Start Given records

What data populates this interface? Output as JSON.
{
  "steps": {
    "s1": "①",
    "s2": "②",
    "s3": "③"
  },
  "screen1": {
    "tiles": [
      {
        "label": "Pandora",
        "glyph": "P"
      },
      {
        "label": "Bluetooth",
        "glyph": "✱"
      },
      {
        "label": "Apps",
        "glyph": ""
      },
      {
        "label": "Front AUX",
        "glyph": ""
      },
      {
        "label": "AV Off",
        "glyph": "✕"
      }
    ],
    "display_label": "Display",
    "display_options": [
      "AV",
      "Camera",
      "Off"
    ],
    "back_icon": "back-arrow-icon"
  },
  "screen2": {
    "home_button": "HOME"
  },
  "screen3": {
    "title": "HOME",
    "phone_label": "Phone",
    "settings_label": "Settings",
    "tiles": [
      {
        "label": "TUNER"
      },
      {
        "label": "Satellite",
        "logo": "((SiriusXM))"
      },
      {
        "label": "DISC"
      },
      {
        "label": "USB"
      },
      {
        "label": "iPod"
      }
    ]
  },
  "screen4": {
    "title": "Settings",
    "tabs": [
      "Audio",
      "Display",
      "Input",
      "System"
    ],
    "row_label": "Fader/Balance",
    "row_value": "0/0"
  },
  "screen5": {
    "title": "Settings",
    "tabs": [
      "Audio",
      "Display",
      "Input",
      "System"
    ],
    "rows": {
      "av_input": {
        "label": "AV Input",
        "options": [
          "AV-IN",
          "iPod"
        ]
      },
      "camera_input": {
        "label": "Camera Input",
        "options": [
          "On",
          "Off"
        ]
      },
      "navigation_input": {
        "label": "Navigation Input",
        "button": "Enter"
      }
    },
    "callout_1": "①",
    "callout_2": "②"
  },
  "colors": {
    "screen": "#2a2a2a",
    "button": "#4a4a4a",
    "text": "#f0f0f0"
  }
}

End Given records

**What is needed:**
Transcribe the material above in its entirety. Match it exactly.

**Expected output:**
What data populates this interface? Output as JSON.
{
  "steps": {
    "s1": "①",
    "s2": "②",
    "s3": "③"
  },
  "screen1": {
    "tiles": [
      {
        "label": "Pandora",
        "glyph": "P"
      },
      {
        "label": "Bluetooth",
        "glyph": "✱"
      },
      {
        "label": "Apps",
        "glyph": ""
      },
      {
        "label": "Front AUX",
        "glyph": ""
      },
      {
        "label": "AV Off",
        "glyph": "✕"
      }
    ],
    "display_label": "Display",
    "display_options": [
      "AV",
      "Camera",
      "Off"
    ],
    "back_icon": "back-arrow-icon"
  },
  "screen2": {
    "home_button": "HOME"
  },
  "screen3": {
    "title": "HOME",
    "phone_label": "Phone",
    "settings_label": "Settings",
    "tiles": [
      {
        "label": "TUNER"
      },
      {
        "label": "Satellite",
        "logo": "((SiriusXM))"
      },
      {
        "label": "DISC"
      },
      {
        "label": "USB"
      },
      {
        "label": "iPod"
      }
    ]
  },
  "screen4": {
    "title": "Settings",
    "tabs": [
      "Audio",
      "Display",
      "Input",
      "System"
    ],
    "row_label": "Fader/Balance",
    "row_value": "0/0"
  },
  "screen5": {
    "title": "Settings",
    "tabs": [
      "Audio",
      "Display",
      "Input",
      "System"
    ],
    "rows": {
      "av_input": {
        "label": "AV Input",
        "options": [
          "AV-IN",
          "iPod"
        ]
      },
      "camera_input": {
        "label": "Camera Input",
        "options": [
          "On",
          "Off"
        ]
      },
      "navigation_input": {
        "label": "Navigation Input",
        "button": "Enter"
      }
    },
    "callout_1": "①",
    "callout_2": "②"
  },
  "colors": {
    "screen": "#2a2a2a",
    "button": "#4a4a4a",
    "text": "#f0f0f0"
  }
}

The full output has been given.